● **The task**
Transcribe each line of the material as it is, and drop any picture.

● **Stored dataset items**
[start]

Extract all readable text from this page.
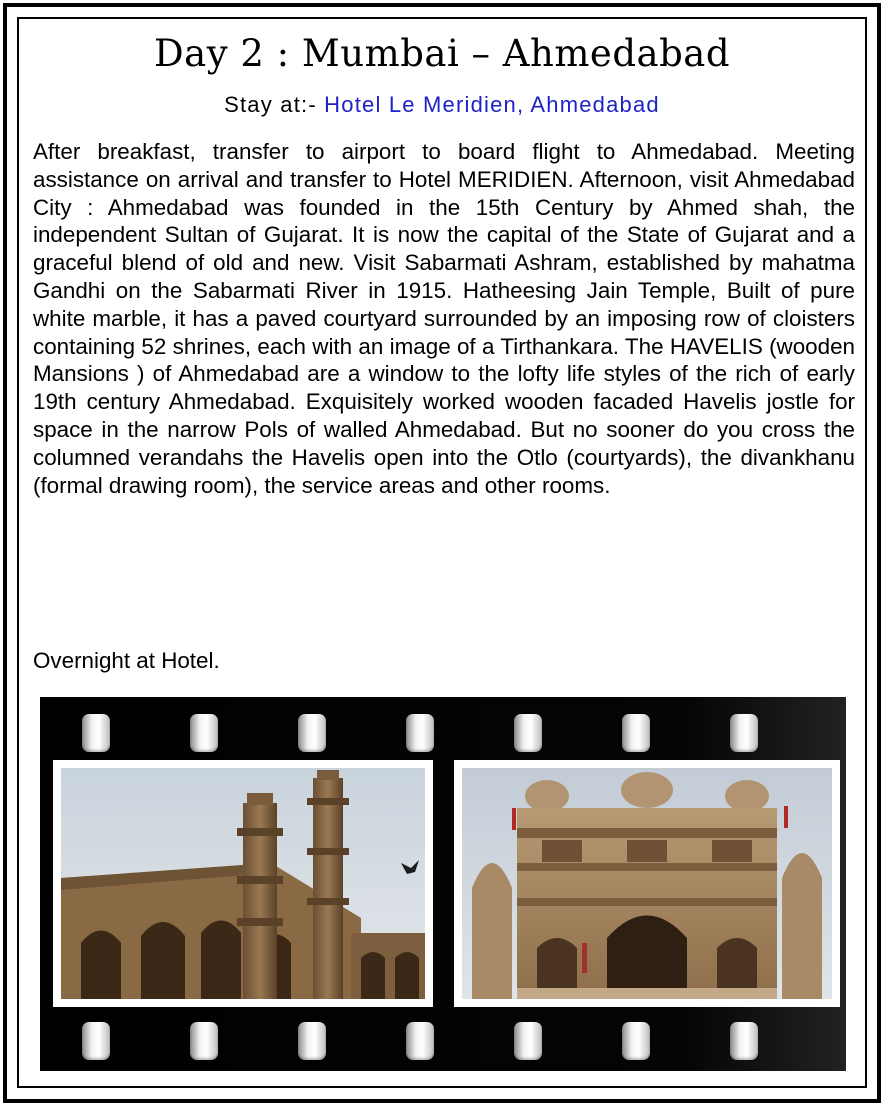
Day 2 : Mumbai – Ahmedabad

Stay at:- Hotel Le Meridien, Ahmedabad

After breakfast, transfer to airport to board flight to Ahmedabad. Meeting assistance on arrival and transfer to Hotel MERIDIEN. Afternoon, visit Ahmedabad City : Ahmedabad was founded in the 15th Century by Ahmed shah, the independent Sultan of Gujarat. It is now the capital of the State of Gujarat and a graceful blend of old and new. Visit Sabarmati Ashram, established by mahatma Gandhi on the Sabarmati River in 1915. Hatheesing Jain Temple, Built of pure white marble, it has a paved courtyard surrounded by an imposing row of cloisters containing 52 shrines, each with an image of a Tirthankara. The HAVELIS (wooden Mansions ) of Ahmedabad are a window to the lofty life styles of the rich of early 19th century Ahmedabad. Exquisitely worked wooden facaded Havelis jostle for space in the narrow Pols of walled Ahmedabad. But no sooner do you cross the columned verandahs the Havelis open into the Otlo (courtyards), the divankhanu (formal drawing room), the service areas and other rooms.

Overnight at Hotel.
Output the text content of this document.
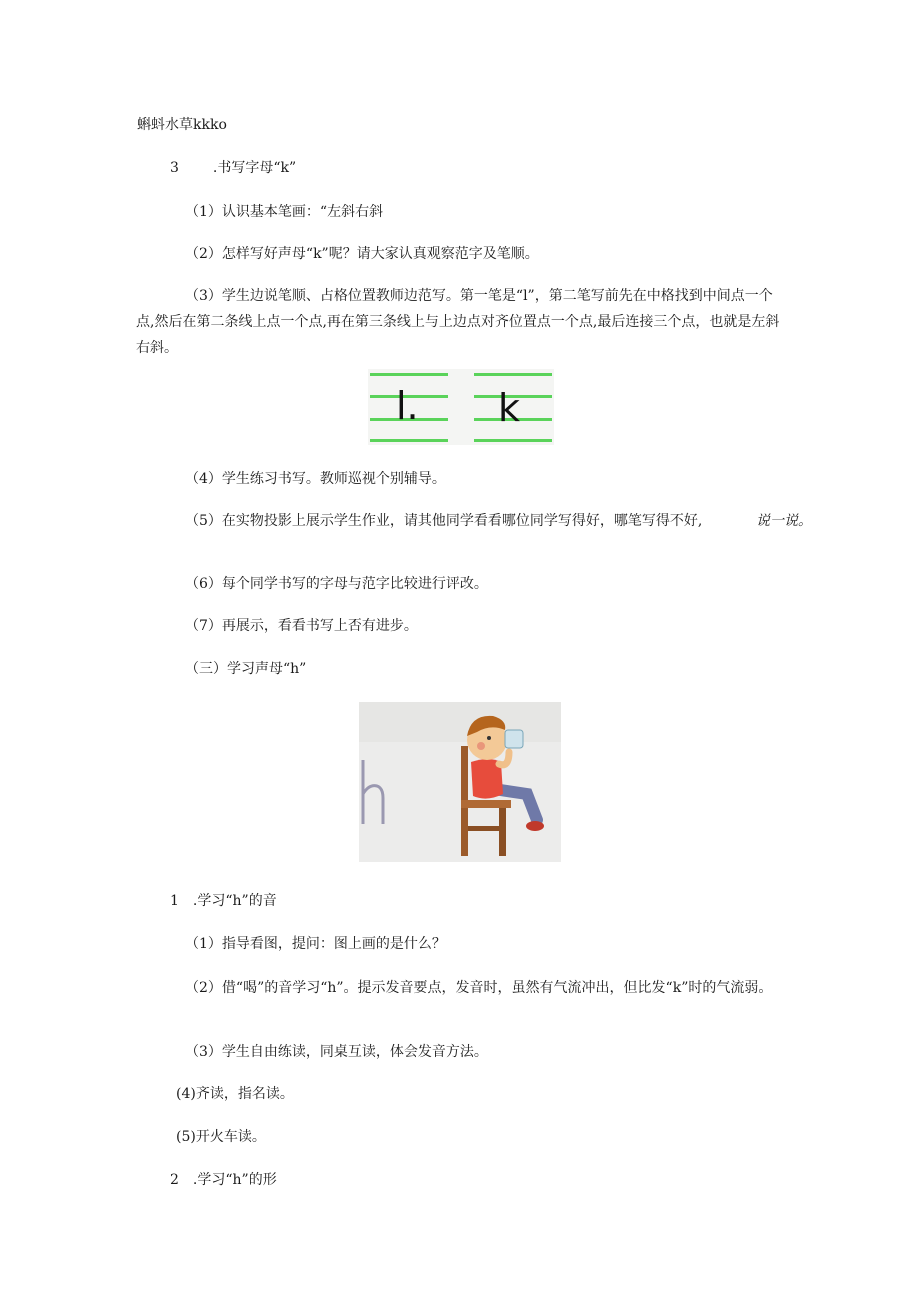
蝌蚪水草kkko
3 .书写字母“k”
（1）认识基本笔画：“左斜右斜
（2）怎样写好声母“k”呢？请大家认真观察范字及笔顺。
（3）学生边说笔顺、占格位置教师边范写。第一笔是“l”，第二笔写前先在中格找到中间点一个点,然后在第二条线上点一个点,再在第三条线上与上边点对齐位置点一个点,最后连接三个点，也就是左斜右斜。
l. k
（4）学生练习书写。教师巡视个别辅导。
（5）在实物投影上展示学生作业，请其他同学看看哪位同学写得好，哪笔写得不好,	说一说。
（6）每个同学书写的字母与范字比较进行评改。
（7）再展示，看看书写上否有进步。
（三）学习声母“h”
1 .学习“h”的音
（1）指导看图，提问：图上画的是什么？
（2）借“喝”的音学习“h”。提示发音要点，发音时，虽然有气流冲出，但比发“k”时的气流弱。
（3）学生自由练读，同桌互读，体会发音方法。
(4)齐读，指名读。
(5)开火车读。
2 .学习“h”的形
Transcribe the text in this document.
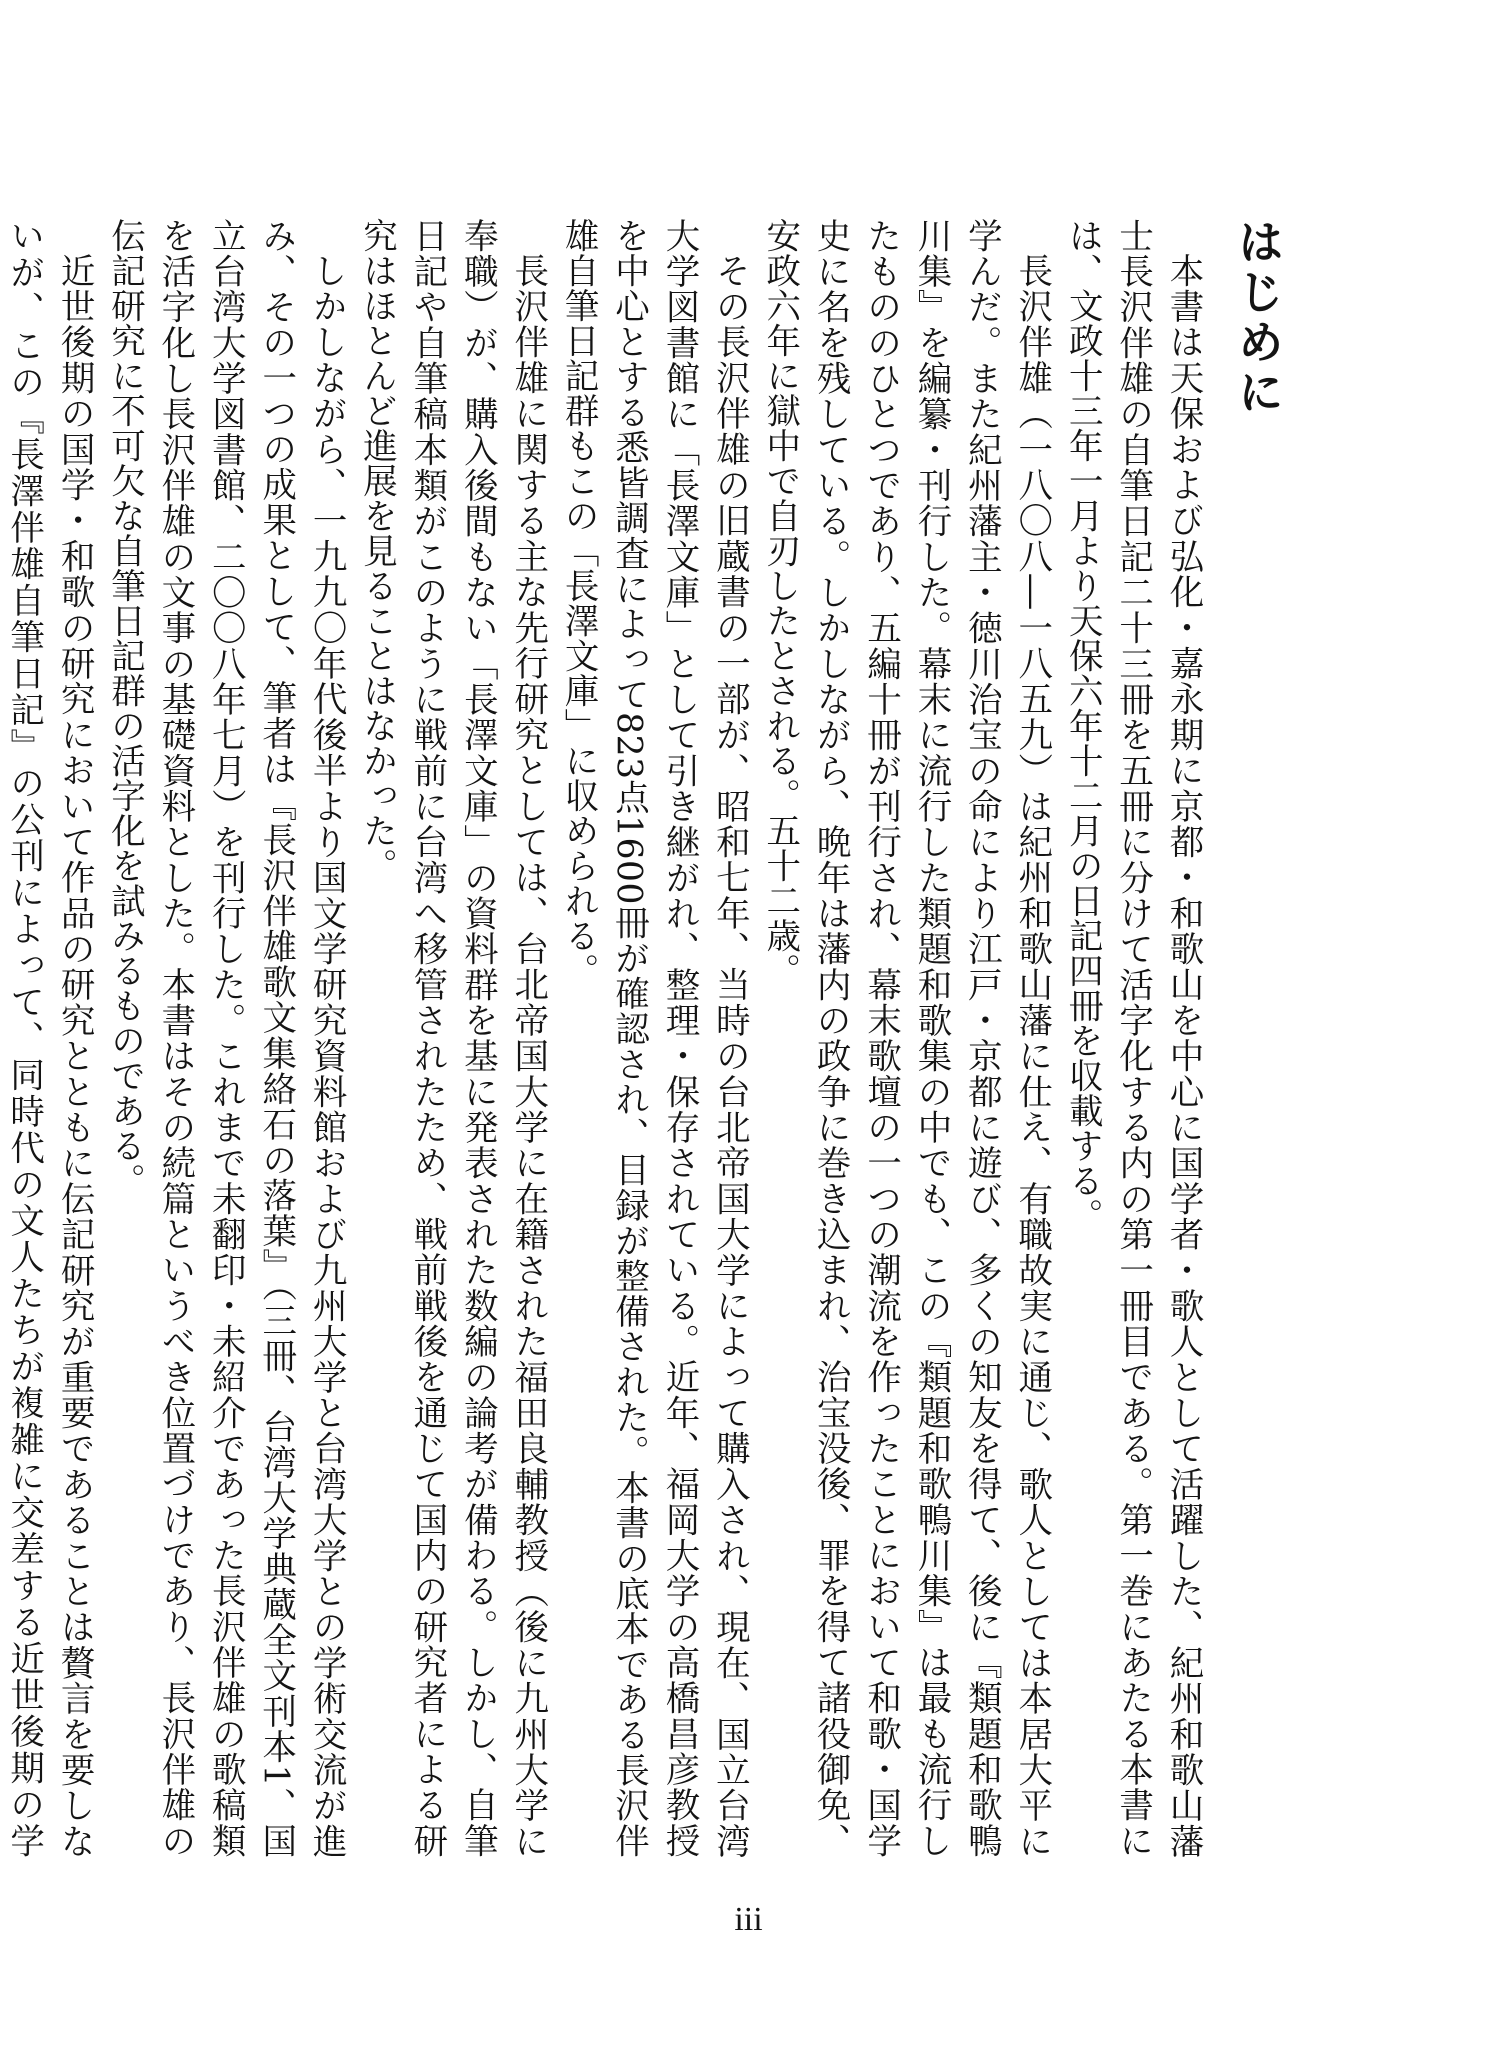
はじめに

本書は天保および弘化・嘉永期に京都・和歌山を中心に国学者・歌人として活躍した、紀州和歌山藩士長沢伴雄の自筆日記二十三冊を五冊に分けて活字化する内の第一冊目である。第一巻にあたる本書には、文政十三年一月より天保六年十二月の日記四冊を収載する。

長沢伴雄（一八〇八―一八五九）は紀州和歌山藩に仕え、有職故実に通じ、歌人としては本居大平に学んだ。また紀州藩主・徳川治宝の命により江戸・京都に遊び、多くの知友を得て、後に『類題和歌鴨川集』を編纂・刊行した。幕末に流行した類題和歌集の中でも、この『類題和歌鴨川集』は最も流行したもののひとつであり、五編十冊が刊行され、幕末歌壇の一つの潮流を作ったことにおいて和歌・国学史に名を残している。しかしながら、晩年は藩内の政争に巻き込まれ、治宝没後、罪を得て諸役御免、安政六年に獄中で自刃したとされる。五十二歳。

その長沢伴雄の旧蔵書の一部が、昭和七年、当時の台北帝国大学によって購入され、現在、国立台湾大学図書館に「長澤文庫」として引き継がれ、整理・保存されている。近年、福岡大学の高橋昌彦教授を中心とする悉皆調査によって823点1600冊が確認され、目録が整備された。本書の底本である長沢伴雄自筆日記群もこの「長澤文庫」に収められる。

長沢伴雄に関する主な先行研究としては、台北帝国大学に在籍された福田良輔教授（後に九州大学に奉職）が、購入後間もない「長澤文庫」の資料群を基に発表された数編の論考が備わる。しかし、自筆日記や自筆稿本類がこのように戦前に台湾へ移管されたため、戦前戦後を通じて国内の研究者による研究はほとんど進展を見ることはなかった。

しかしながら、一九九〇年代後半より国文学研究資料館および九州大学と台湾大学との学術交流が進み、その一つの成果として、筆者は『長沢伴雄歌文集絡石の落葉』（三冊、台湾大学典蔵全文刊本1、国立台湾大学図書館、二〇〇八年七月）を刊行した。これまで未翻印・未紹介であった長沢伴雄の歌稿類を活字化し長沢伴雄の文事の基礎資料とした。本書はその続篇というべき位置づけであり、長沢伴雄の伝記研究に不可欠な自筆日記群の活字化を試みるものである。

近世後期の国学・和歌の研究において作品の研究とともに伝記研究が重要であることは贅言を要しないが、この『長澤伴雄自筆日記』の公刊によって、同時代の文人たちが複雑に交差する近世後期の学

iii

[end]

● **Solved problem**
Extract all readable text from this page.
Day 2 : Mumbai – Ahmedabad

Stay at:- Hotel Le Meridien, Ahmedabad

After breakfast, transfer to airport to board flight to Ahmedabad. Meeting assistance on arrival and transfer to Hotel MERIDIEN. Afternoon, visit Ahmedabad City : Ahmedabad was founded in the 15th Century by Ahmed shah, the independent Sultan of Gujarat. It is now the capital of the State of Gujarat and a graceful blend of old and new. Visit Sabarmati Ashram, established by mahatma Gandhi on the Sabarmati River in 1915. Hatheesing Jain Temple, Built of pure white marble, it has a paved courtyard surrounded by an imposing row of cloisters containing 52 shrines, each with an image of a Tirthankara. The HAVELIS (wooden Mansions ) of Ahmedabad are a window to the lofty life styles of the rich of early 19th century Ahmedabad. Exquisitely worked wooden facaded Havelis jostle for space in the narrow Pols of walled Ahmedabad. But no sooner do you cross the columned verandahs the Havelis open into the Otlo (courtyards), the divankhanu (formal drawing room), the service areas and other rooms.

Overnight at Hotel.
Output the text content of this document.
蝌蚪水草kkko
3 .书写字母“k”
（1）认识基本笔画：“左斜右斜
（2）怎样写好声母“k”呢？请大家认真观察范字及笔顺。
（3）学生边说笔顺、占格位置教师边范写。第一笔是“l”，第二笔写前先在中格找到中间点一个点,然后在第二条线上点一个点,再在第三条线上与上边点对齐位置点一个点,最后连接三个点，也就是左斜右斜。
l. k
（4）学生练习书写。教师巡视个别辅导。
（5）在实物投影上展示学生作业，请其他同学看看哪位同学写得好，哪笔写得不好,	说一说。
（6）每个同学书写的字母与范字比较进行评改。
（7）再展示，看看书写上否有进步。
（三）学习声母“h”
1 .学习“h”的音
（1）指导看图，提问：图上画的是什么？
（2）借“喝”的音学习“h”。提示发音要点，发音时，虽然有气流冲出，但比发“k”时的气流弱。
（3）学生自由练读，同桌互读，体会发音方法。
(4)齐读，指名读。
(5)开火车读。
2 .学习“h”的形
Transcribe the text in this document.
はじめに

本書は天保および弘化・嘉永期に京都・和歌山を中心に国学者・歌人として活躍した、紀州和歌山藩士長沢伴雄の自筆日記二十三冊を五冊に分けて活字化する内の第一冊目である。第一巻にあたる本書には、文政十三年一月より天保六年十二月の日記四冊を収載する。

長沢伴雄（一八〇八―一八五九）は紀州和歌山藩に仕え、有職故実に通じ、歌人としては本居大平に学んだ。また紀州藩主・徳川治宝の命により江戸・京都に遊び、多くの知友を得て、後に『類題和歌鴨川集』を編纂・刊行した。幕末に流行した類題和歌集の中でも、この『類題和歌鴨川集』は最も流行したもののひとつであり、五編十冊が刊行され、幕末歌壇の一つの潮流を作ったことにおいて和歌・国学史に名を残している。しかしながら、晩年は藩内の政争に巻き込まれ、治宝没後、罪を得て諸役御免、安政六年に獄中で自刃したとされる。五十二歳。

その長沢伴雄の旧蔵書の一部が、昭和七年、当時の台北帝国大学によって購入され、現在、国立台湾大学図書館に「長澤文庫」として引き継がれ、整理・保存されている。近年、福岡大学の高橋昌彦教授を中心とする悉皆調査によって823点1600冊が確認され、目録が整備された。本書の底本である長沢伴雄自筆日記群もこの「長澤文庫」に収められる。

長沢伴雄に関する主な先行研究としては、台北帝国大学に在籍された福田良輔教授（後に九州大学に奉職）が、購入後間もない「長澤文庫」の資料群を基に発表された数編の論考が備わる。しかし、自筆日記や自筆稿本類がこのように戦前に台湾へ移管されたため、戦前戦後を通じて国内の研究者による研究はほとんど進展を見ることはなかった。

しかしながら、一九九〇年代後半より国文学研究資料館および九州大学と台湾大学との学術交流が進み、その一つの成果として、筆者は『長沢伴雄歌文集絡石の落葉』（三冊、台湾大学典蔵全文刊本1、国立台湾大学図書館、二〇〇八年七月）を刊行した。これまで未翻印・未紹介であった長沢伴雄の歌稿類を活字化し長沢伴雄の文事の基礎資料とした。本書はその続篇というべき位置づけであり、長沢伴雄の伝記研究に不可欠な自筆日記群の活字化を試みるものである。

近世後期の国学・和歌の研究において作品の研究とともに伝記研究が重要であることは贅言を要しないが、この『長澤伴雄自筆日記』の公刊によって、同時代の文人たちが複雑に交差する近世後期の学

iii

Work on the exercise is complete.